* START Stored records *
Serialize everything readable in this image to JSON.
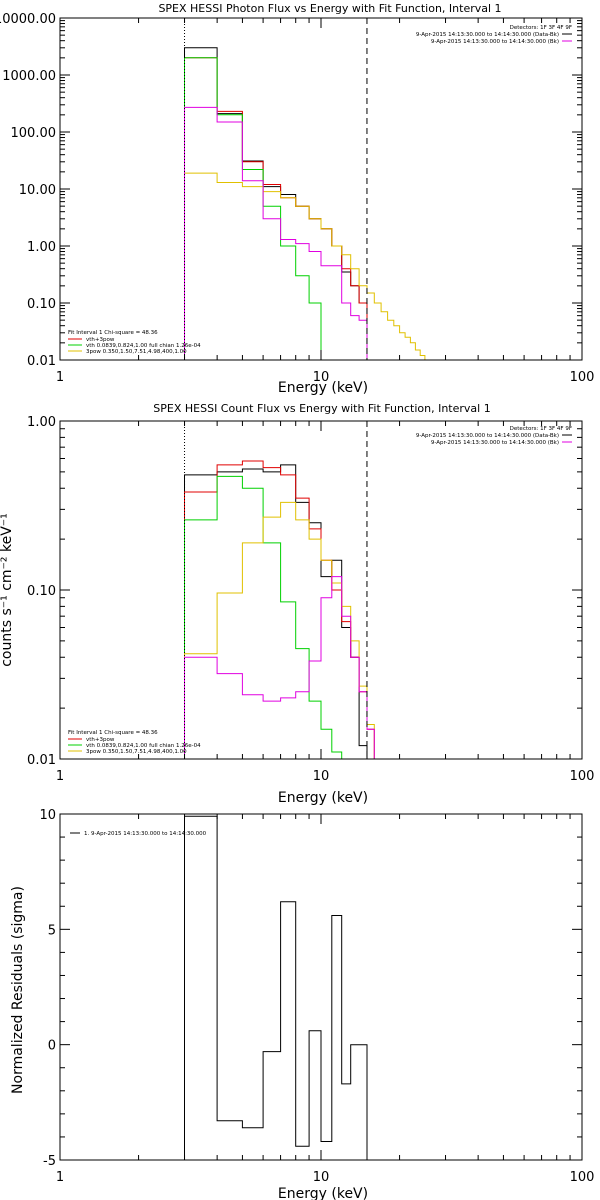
{
  "figure": {
    "background": "#ffffff",
    "axis_color": "#000000"
  },
  "chart_data": [
    {
      "id": "photon",
      "type": "line",
      "title": "SPEX HESSI Photon Flux vs Energy with Fit Function, Interval 1",
      "xlabel": "Energy (keV)",
      "ylabel": "",
      "xscale": "log",
      "yscale": "log",
      "xlim": [
        1,
        100
      ],
      "ylim": [
        0.01,
        10000
      ],
      "xticks": [
        1,
        10,
        100
      ],
      "xtick_labels": [
        "1",
        "10",
        "100"
      ],
      "yticks": [
        0.01,
        0.1,
        1,
        10,
        100,
        1000,
        10000
      ],
      "ytick_labels": [
        "0.01",
        "0.10",
        "1.00",
        "10.00",
        "100.00",
        "1000.00",
        "10000.00"
      ],
      "energy_edges": [
        3,
        4,
        5,
        6,
        7,
        8,
        9,
        10,
        11,
        12,
        13,
        14,
        15,
        16,
        17,
        18,
        19,
        20,
        21,
        22,
        23,
        24,
        25,
        26,
        27,
        28,
        29
      ],
      "vlines": [
        {
          "x": 3,
          "style": "dotted"
        },
        {
          "x": 15,
          "style": "dashed"
        }
      ],
      "detectors_text": "Detectors: 1F 3F 4F 9F",
      "legend_top_right": [
        {
          "label": "9-Apr-2015 14:13:30.000 to 14:14:30.000 (Data-Bk)",
          "color": "#000000"
        },
        {
          "label": "9-Apr-2015 14:13:30.000 to 14:14:30.000 (Bk)",
          "color": "#e000e0"
        }
      ],
      "fit_text": "Fit Interval  1    Chi-square = 48.36",
      "legend_bottom_left": [
        {
          "label": "vth+3pow",
          "color": "#e00000"
        },
        {
          "label": "vth 0.0839,0.824,1.00  full chian 1.26e-04",
          "color": "#00d000"
        },
        {
          "label": "3pow 0.350,1.50,7.51,4.98,400,1.00",
          "color": "#e0c000"
        }
      ],
      "series": [
        {
          "color": "#000000",
          "values": [
            3000,
            210,
            31,
            11,
            8,
            5,
            3,
            2,
            1,
            0.35,
            0.2,
            0.1
          ]
        },
        {
          "color": "#e00000",
          "values": [
            2000,
            230,
            30,
            12,
            7,
            5,
            3,
            2,
            1,
            0.4,
            0.2,
            0.1
          ]
        },
        {
          "color": "#00d000",
          "values": [
            2000,
            200,
            22,
            5,
            1,
            0.3,
            0.1
          ]
        },
        {
          "color": "#e0c000",
          "values": [
            19,
            13,
            11,
            9,
            7,
            5,
            3,
            2,
            1,
            0.7,
            0.4,
            0.2,
            0.15,
            0.1,
            0.07,
            0.05,
            0.04,
            0.03,
            0.025,
            0.02,
            0.015,
            0.012,
            0.01
          ]
        },
        {
          "color": "#e000e0",
          "values": [
            270,
            150,
            14,
            3,
            1.3,
            1.1,
            0.8,
            0.45,
            0.45,
            0.1,
            0.06,
            0.05
          ]
        }
      ]
    },
    {
      "id": "count",
      "type": "line",
      "title": "SPEX HESSI Count Flux vs Energy with Fit Function, Interval 1",
      "xlabel": "Energy (keV)",
      "ylabel": "counts s⁻¹ cm⁻² keV⁻¹",
      "xscale": "log",
      "yscale": "log",
      "xlim": [
        1,
        100
      ],
      "ylim": [
        0.01,
        1
      ],
      "xticks": [
        1,
        10,
        100
      ],
      "xtick_labels": [
        "1",
        "10",
        "100"
      ],
      "yticks": [
        0.01,
        0.1,
        1
      ],
      "ytick_labels": [
        "0.01",
        "0.10",
        "1.00"
      ],
      "energy_edges": [
        3,
        4,
        5,
        6,
        7,
        8,
        9,
        10,
        11,
        12,
        13,
        14,
        15,
        16,
        17,
        18,
        19,
        20,
        21,
        22,
        23,
        24,
        25,
        26,
        27,
        28,
        29
      ],
      "vlines": [
        {
          "x": 3,
          "style": "dotted"
        },
        {
          "x": 15,
          "style": "dashed"
        }
      ],
      "detectors_text": "Detectors: 1F 3F 4F 9F",
      "legend_top_right": [
        {
          "label": "9-Apr-2015 14:13:30.000 to 14:14:30.000 (Data-Bk)",
          "color": "#000000"
        },
        {
          "label": "9-Apr-2015 14:13:30.000 to 14:14:30.000 (Bk)",
          "color": "#e000e0"
        }
      ],
      "fit_text": "Fit Interval  1    Chi-square = 48.36",
      "legend_bottom_left": [
        {
          "label": "vth+3pow",
          "color": "#e00000"
        },
        {
          "label": "vth 0.0839,0.824,1.00  full chian 1.26e-04",
          "color": "#00d000"
        },
        {
          "label": "3pow 0.350,1.50,7.51,4.98,400,1.00",
          "color": "#e0c000"
        }
      ],
      "series": [
        {
          "color": "#000000",
          "values": [
            0.48,
            0.5,
            0.52,
            0.5,
            0.55,
            0.33,
            0.25,
            0.12,
            0.15,
            0.06,
            0.04,
            0.012
          ]
        },
        {
          "color": "#e00000",
          "values": [
            0.38,
            0.55,
            0.58,
            0.53,
            0.48,
            0.35,
            0.23,
            0.15,
            0.1,
            0.065,
            0.04,
            0.025,
            0.015
          ]
        },
        {
          "color": "#00d000",
          "values": [
            0.26,
            0.47,
            0.4,
            0.19,
            0.085,
            0.045,
            0.022,
            0.015,
            0.011,
            0.009
          ]
        },
        {
          "color": "#e0c000",
          "values": [
            0.042,
            0.096,
            0.19,
            0.27,
            0.33,
            0.26,
            0.2,
            0.15,
            0.11,
            0.08,
            0.05,
            0.027,
            0.016,
            0.01
          ]
        },
        {
          "color": "#e000e0",
          "values": [
            0.04,
            0.032,
            0.024,
            0.022,
            0.023,
            0.025,
            0.038,
            0.09,
            0.12,
            0.07,
            0.04,
            0.025,
            0.015
          ]
        }
      ]
    },
    {
      "id": "residuals",
      "type": "line",
      "title": "",
      "xlabel": "Energy (keV)",
      "ylabel": "Normalized Residuals (sigma)",
      "xscale": "log",
      "yscale": "linear",
      "xlim": [
        1,
        100
      ],
      "ylim": [
        -5,
        10
      ],
      "xticks": [
        1,
        10,
        100
      ],
      "xtick_labels": [
        "1",
        "10",
        "100"
      ],
      "yticks": [
        -5,
        0,
        5,
        10
      ],
      "ytick_labels": [
        "-5",
        "0",
        "5",
        "10"
      ],
      "energy_edges": [
        3,
        4,
        5,
        6,
        7,
        8,
        9,
        10,
        11,
        12,
        13,
        14,
        15
      ],
      "legend_top_left": [
        {
          "label": "1. 9-Apr-2015 14:13:30.000 to 14:14:30.000",
          "color": "#000000"
        }
      ],
      "series": [
        {
          "color": "#000000",
          "values": [
            9.9,
            -3.3,
            -3.6,
            -0.3,
            6.2,
            -4.4,
            0.6,
            -4.2,
            5.6,
            -1.7,
            0.0,
            0.0
          ]
        }
      ]
    }
  ]
}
* END Stored records *
Objective
Output the entries above exactly, without their pictures.

Correct output
Serialize everything readable in this image to JSON.
{
  "figure": {
    "background": "#ffffff",
    "axis_color": "#000000"
  },
  "chart_data": [
    {
      "id": "photon",
      "type": "line",
      "title": "SPEX HESSI Photon Flux vs Energy with Fit Function, Interval 1",
      "xlabel": "Energy (keV)",
      "ylabel": "",
      "xscale": "log",
      "yscale": "log",
      "xlim": [
        1,
        100
      ],
      "ylim": [
        0.01,
        10000
      ],
      "xticks": [
        1,
        10,
        100
      ],
      "xtick_labels": [
        "1",
        "10",
        "100"
      ],
      "yticks": [
        0.01,
        0.1,
        1,
        10,
        100,
        1000,
        10000
      ],
      "ytick_labels": [
        "0.01",
        "0.10",
        "1.00",
        "10.00",
        "100.00",
        "1000.00",
        "10000.00"
      ],
      "energy_edges": [
        3,
        4,
        5,
        6,
        7,
        8,
        9,
        10,
        11,
        12,
        13,
        14,
        15,
        16,
        17,
        18,
        19,
        20,
        21,
        22,
        23,
        24,
        25,
        26,
        27,
        28,
        29
      ],
      "vlines": [
        {
          "x": 3,
          "style": "dotted"
        },
        {
          "x": 15,
          "style": "dashed"
        }
      ],
      "detectors_text": "Detectors: 1F 3F 4F 9F",
      "legend_top_right": [
        {
          "label": "9-Apr-2015 14:13:30.000 to 14:14:30.000 (Data-Bk)",
          "color": "#000000"
        },
        {
          "label": "9-Apr-2015 14:13:30.000 to 14:14:30.000 (Bk)",
          "color": "#e000e0"
        }
      ],
      "fit_text": "Fit Interval  1    Chi-square = 48.36",
      "legend_bottom_left": [
        {
          "label": "vth+3pow",
          "color": "#e00000"
        },
        {
          "label": "vth 0.0839,0.824,1.00  full chian 1.26e-04",
          "color": "#00d000"
        },
        {
          "label": "3pow 0.350,1.50,7.51,4.98,400,1.00",
          "color": "#e0c000"
        }
      ],
      "series": [
        {
          "color": "#000000",
          "values": [
            3000,
            210,
            31,
            11,
            8,
            5,
            3,
            2,
            1,
            0.35,
            0.2,
            0.1
          ]
        },
        {
          "color": "#e00000",
          "values": [
            2000,
            230,
            30,
            12,
            7,
            5,
            3,
            2,
            1,
            0.4,
            0.2,
            0.1
          ]
        },
        {
          "color": "#00d000",
          "values": [
            2000,
            200,
            22,
            5,
            1,
            0.3,
            0.1
          ]
        },
        {
          "color": "#e0c000",
          "values": [
            19,
            13,
            11,
            9,
            7,
            5,
            3,
            2,
            1,
            0.7,
            0.4,
            0.2,
            0.15,
            0.1,
            0.07,
            0.05,
            0.04,
            0.03,
            0.025,
            0.02,
            0.015,
            0.012,
            0.01
          ]
        },
        {
          "color": "#e000e0",
          "values": [
            270,
            150,
            14,
            3,
            1.3,
            1.1,
            0.8,
            0.45,
            0.45,
            0.1,
            0.06,
            0.05
          ]
        }
      ]
    },
    {
      "id": "count",
      "type": "line",
      "title": "SPEX HESSI Count Flux vs Energy with Fit Function, Interval 1",
      "xlabel": "Energy (keV)",
      "ylabel": "counts s⁻¹ cm⁻² keV⁻¹",
      "xscale": "log",
      "yscale": "log",
      "xlim": [
        1,
        100
      ],
      "ylim": [
        0.01,
        1
      ],
      "xticks": [
        1,
        10,
        100
      ],
      "xtick_labels": [
        "1",
        "10",
        "100"
      ],
      "yticks": [
        0.01,
        0.1,
        1
      ],
      "ytick_labels": [
        "0.01",
        "0.10",
        "1.00"
      ],
      "energy_edges": [
        3,
        4,
        5,
        6,
        7,
        8,
        9,
        10,
        11,
        12,
        13,
        14,
        15,
        16,
        17,
        18,
        19,
        20,
        21,
        22,
        23,
        24,
        25,
        26,
        27,
        28,
        29
      ],
      "vlines": [
        {
          "x": 3,
          "style": "dotted"
        },
        {
          "x": 15,
          "style": "dashed"
        }
      ],
      "detectors_text": "Detectors: 1F 3F 4F 9F",
      "legend_top_right": [
        {
          "label": "9-Apr-2015 14:13:30.000 to 14:14:30.000 (Data-Bk)",
          "color": "#000000"
        },
        {
          "label": "9-Apr-2015 14:13:30.000 to 14:14:30.000 (Bk)",
          "color": "#e000e0"
        }
      ],
      "fit_text": "Fit Interval  1    Chi-square = 48.36",
      "legend_bottom_left": [
        {
          "label": "vth+3pow",
          "color": "#e00000"
        },
        {
          "label": "vth 0.0839,0.824,1.00  full chian 1.26e-04",
          "color": "#00d000"
        },
        {
          "label": "3pow 0.350,1.50,7.51,4.98,400,1.00",
          "color": "#e0c000"
        }
      ],
      "series": [
        {
          "color": "#000000",
          "values": [
            0.48,
            0.5,
            0.52,
            0.5,
            0.55,
            0.33,
            0.25,
            0.12,
            0.15,
            0.06,
            0.04,
            0.012
          ]
        },
        {
          "color": "#e00000",
          "values": [
            0.38,
            0.55,
            0.58,
            0.53,
            0.48,
            0.35,
            0.23,
            0.15,
            0.1,
            0.065,
            0.04,
            0.025,
            0.015
          ]
        },
        {
          "color": "#00d000",
          "values": [
            0.26,
            0.47,
            0.4,
            0.19,
            0.085,
            0.045,
            0.022,
            0.015,
            0.011,
            0.009
          ]
        },
        {
          "color": "#e0c000",
          "values": [
            0.042,
            0.096,
            0.19,
            0.27,
            0.33,
            0.26,
            0.2,
            0.15,
            0.11,
            0.08,
            0.05,
            0.027,
            0.016,
            0.01
          ]
        },
        {
          "color": "#e000e0",
          "values": [
            0.04,
            0.032,
            0.024,
            0.022,
            0.023,
            0.025,
            0.038,
            0.09,
            0.12,
            0.07,
            0.04,
            0.025,
            0.015
          ]
        }
      ]
    },
    {
      "id": "residuals",
      "type": "line",
      "title": "",
      "xlabel": "Energy (keV)",
      "ylabel": "Normalized Residuals (sigma)",
      "xscale": "log",
      "yscale": "linear",
      "xlim": [
        1,
        100
      ],
      "ylim": [
        -5,
        10
      ],
      "xticks": [
        1,
        10,
        100
      ],
      "xtick_labels": [
        "1",
        "10",
        "100"
      ],
      "yticks": [
        -5,
        0,
        5,
        10
      ],
      "ytick_labels": [
        "-5",
        "0",
        "5",
        "10"
      ],
      "energy_edges": [
        3,
        4,
        5,
        6,
        7,
        8,
        9,
        10,
        11,
        12,
        13,
        14,
        15
      ],
      "legend_top_left": [
        {
          "label": "1. 9-Apr-2015 14:13:30.000 to 14:14:30.000",
          "color": "#000000"
        }
      ],
      "series": [
        {
          "color": "#000000",
          "values": [
            9.9,
            -3.3,
            -3.6,
            -0.3,
            6.2,
            -4.4,
            0.6,
            -4.2,
            5.6,
            -1.7,
            0.0,
            0.0
          ]
        }
      ]
    }
  ]
}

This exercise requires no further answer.